++++ Provided text ++++
What makes a great leader? We look at some of the IT success stories
What are the secrets that set average managers apart from great ones? Read on to find out more...
With the ever-increasing pressure on businesses of all sizes, it's imperative that the IT department is ruled by a good leader.
Indeed, this role is becoming ever more critical to the success of the business. While good leaders may help a firm tick over, it is the great leader that will help them achieve long-term success. We've listed some of the traits that separate the great from the commonplace.
Keep learning and growing
It is hard to believe that someone such as Bill Gates would need to brush up on his public speaking abilities. However, a recent article in Forbes suggests he has transformed himself over the last few years into a great communicator with his philanthropy work at the Bill and Melinda Gates Foundation.
He also believed that you can learn from your mistakes. "Your most unhappy customers are your greatest source of learning," he said.
Make sure you hire the best
According to Yahoo chief executive Marissa Mayer, hiring the right people and using them to build products consumers love will in turn bring in traffic and increase revenue. In an interview at Tech Crunch Disrupt, she said these types of people "are a chain reaction, and they work somewhat like a funnel." "You need the right people to create good products. The products have to be good."
Be able to change your mind
For the longest time, former Oracle chief executive Larry Ellison used to eschew acquisitions focusing on the organic growth of his company. However, before Oracle's acquisition of PeopleSoft around 10 years ago, Ellison predicted that a big wave of consolidation was coming to the tech industry, leaving fewer players in the market as a result.
Ellison then embarked on a series of acquisitions to build Oracle up into one of the biggest technology companies in the world.
Be prepared and willing to take risks
Leaders make companies what they are and define the culture of the entire business. To be successful, they must take measured risks every day. Steve Jobs did this, according to many industry watchers, including Mark Hipperson, president of IT consultancy BJSS.
++++ Data listing ++++
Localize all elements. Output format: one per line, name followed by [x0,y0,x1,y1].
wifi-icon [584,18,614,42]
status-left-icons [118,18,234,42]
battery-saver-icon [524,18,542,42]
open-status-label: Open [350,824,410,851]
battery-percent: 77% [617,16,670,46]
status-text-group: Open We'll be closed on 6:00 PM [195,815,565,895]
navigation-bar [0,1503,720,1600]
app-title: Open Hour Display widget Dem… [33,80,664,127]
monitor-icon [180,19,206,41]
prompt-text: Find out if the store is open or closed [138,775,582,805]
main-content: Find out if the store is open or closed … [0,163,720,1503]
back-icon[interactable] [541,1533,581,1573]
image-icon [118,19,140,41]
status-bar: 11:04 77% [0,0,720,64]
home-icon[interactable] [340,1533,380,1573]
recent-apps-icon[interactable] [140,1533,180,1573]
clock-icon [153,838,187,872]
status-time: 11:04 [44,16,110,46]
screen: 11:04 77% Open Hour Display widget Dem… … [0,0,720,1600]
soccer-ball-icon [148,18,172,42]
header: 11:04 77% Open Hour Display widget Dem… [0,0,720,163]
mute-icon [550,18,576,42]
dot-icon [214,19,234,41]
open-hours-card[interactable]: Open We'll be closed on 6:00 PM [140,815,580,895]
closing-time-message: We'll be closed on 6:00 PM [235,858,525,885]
++++
Revise the leadership article's passage from "What makes a" through "from the commonplace.", replacing "IT department" with "technology department". The listing is separate material and has no connection to the leadership article.

*Your solution*.
What makes a great leader? We look at some of the IT success stories
What are the secrets that set average managers apart from great ones? Read on to find out more...
With the ever-increasing pressure on businesses of all sizes, it's imperative that the technology department is ruled by a good leader.
Indeed, this role is becoming ever more critical to the success of the business. While good leaders may help a firm tick over, it is the great leader that will help them achieve long-term success. We've listed some of the traits that separate the great from the commonplace.